[Items from a figure collection]
· · · · ·
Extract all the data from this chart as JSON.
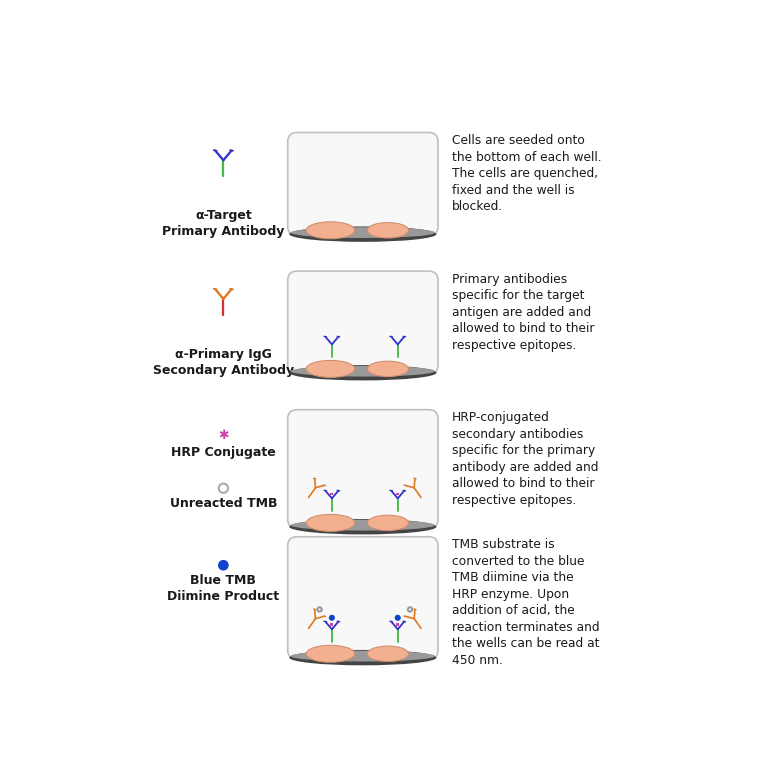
{
  "background_color": "#ffffff",
  "rows": [
    {
      "icon_label": "α-Target\nPrimary Antibody",
      "description": "Cells are seeded onto\nthe bottom of each well.\nThe cells are quenched,\nfixed and the well is\nblocked.",
      "well_content": "cells_only"
    },
    {
      "icon_label": "α-Primary IgG\nSecondary Antibody",
      "description": "Primary antibodies\nspecific for the target\nantigen are added and\nallowed to bind to their\nrespective epitopes.",
      "well_content": "primary_antibody"
    },
    {
      "icon_label_1": "HRP Conjugate",
      "icon_label_2": "Unreacted TMB",
      "description": "HRP-conjugated\nsecondary antibodies\nspecific for the primary\nantibody are added and\nallowed to bind to their\nrespective epitopes.",
      "well_content": "hrp_conjugate"
    },
    {
      "icon_label_1": "Blue TMB\nDiimine Product",
      "description": "TMB substrate is\nconverted to the blue\nTMB diimine via the\nHRP enzyme. Upon\naddition of acid, the\nreaction terminates and\nthe wells can be read at\n450 nm.",
      "well_content": "blue_tmb"
    }
  ],
  "well_bg": "#f8f8f8",
  "well_border": "#c0c0c0",
  "well_bottom_dark": "#444444",
  "well_bottom_light": "#999999",
  "cell_color": "#f2b090",
  "cell_edge": "#d09070",
  "ab_green": "#44bb44",
  "ab_blue": "#3333cc",
  "ab_orange": "#e07820",
  "ab_red": "#cc3333",
  "hrp_pink": "#cc44aa",
  "tmb_blue": "#1144cc",
  "tmb_ring": "#999999"
}
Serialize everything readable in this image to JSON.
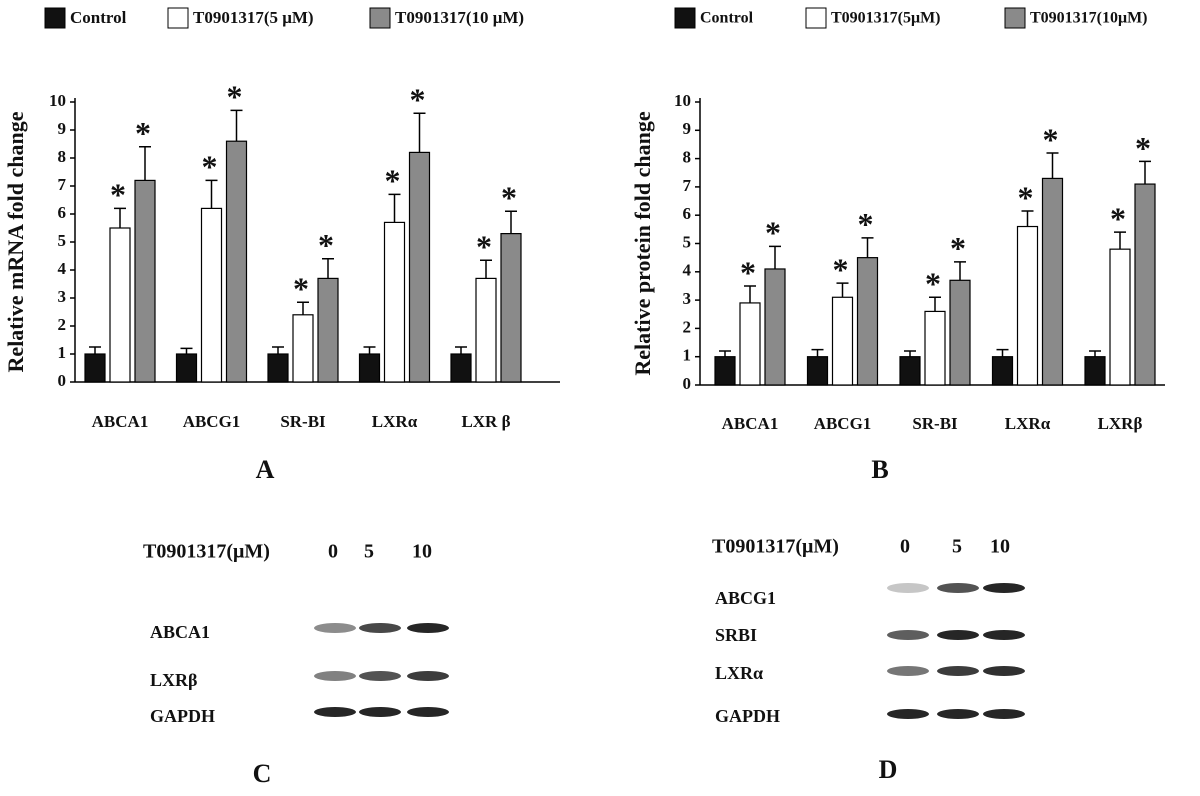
{
  "chart_data": [
    {
      "type": "bar",
      "panel": "A",
      "y_label": "Relative mRNA fold change",
      "categories": [
        "ABCA1",
        "ABCG1",
        "SR-BI",
        "LXRα",
        "LXR β"
      ],
      "series": [
        {
          "name": "Control",
          "color": "#111111",
          "values": [
            1.0,
            1.0,
            1.0,
            1.0,
            1.0
          ],
          "errors": [
            0.25,
            0.2,
            0.25,
            0.25,
            0.25
          ],
          "significant": false
        },
        {
          "name": "T0901317(5 μM)",
          "color": "#ffffff",
          "values": [
            5.5,
            6.2,
            2.4,
            5.7,
            3.7
          ],
          "errors": [
            0.7,
            1.0,
            0.45,
            1.0,
            0.65
          ],
          "significant": true
        },
        {
          "name": "T0901317(10 μM)",
          "color": "#8a8a8a",
          "values": [
            7.2,
            8.6,
            3.7,
            8.2,
            5.3
          ],
          "errors": [
            1.2,
            1.1,
            0.7,
            1.4,
            0.8
          ],
          "significant": true
        }
      ],
      "significance_marker": "*",
      "ylim": [
        0,
        10
      ],
      "yticks": [
        0,
        1,
        2,
        3,
        4,
        5,
        6,
        7,
        8,
        9,
        10
      ]
    },
    {
      "type": "bar",
      "panel": "B",
      "y_label": "Relative protein fold change",
      "categories": [
        "ABCA1",
        "ABCG1",
        "SR-BI",
        "LXRα",
        "LXRβ"
      ],
      "series": [
        {
          "name": "Control",
          "color": "#111111",
          "values": [
            1.0,
            1.0,
            1.0,
            1.0,
            1.0
          ],
          "errors": [
            0.2,
            0.25,
            0.2,
            0.25,
            0.2
          ],
          "significant": false
        },
        {
          "name": "T0901317(5μM)",
          "color": "#ffffff",
          "values": [
            2.9,
            3.1,
            2.6,
            5.6,
            4.8
          ],
          "errors": [
            0.6,
            0.5,
            0.5,
            0.55,
            0.6
          ],
          "significant": true
        },
        {
          "name": "T0901317(10μM)",
          "color": "#8a8a8a",
          "values": [
            4.1,
            4.5,
            3.7,
            7.3,
            7.1
          ],
          "errors": [
            0.8,
            0.7,
            0.65,
            0.9,
            0.8
          ],
          "significant": true
        }
      ],
      "significance_marker": "*",
      "ylim": [
        0,
        10
      ],
      "yticks": [
        0,
        1,
        2,
        3,
        4,
        5,
        6,
        7,
        8,
        9,
        10
      ]
    }
  ],
  "blots": [
    {
      "panel": "C",
      "treatment_label": "T0901317(μM)",
      "lanes": [
        0,
        5,
        10
      ],
      "rows": [
        "ABCA1",
        "LXRβ",
        "GAPDH"
      ]
    },
    {
      "panel": "D",
      "treatment_label": "T0901317(μM)",
      "lanes": [
        0,
        5,
        10
      ],
      "rows": [
        "ABCG1",
        "SRBI",
        "LXRα",
        "GAPDH"
      ]
    }
  ]
}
· · · · ·
Make a list of all lines in the data that contain "change".

      "y_label": "Relative mRNA fold change",
      "y_label": "Relative protein fold change",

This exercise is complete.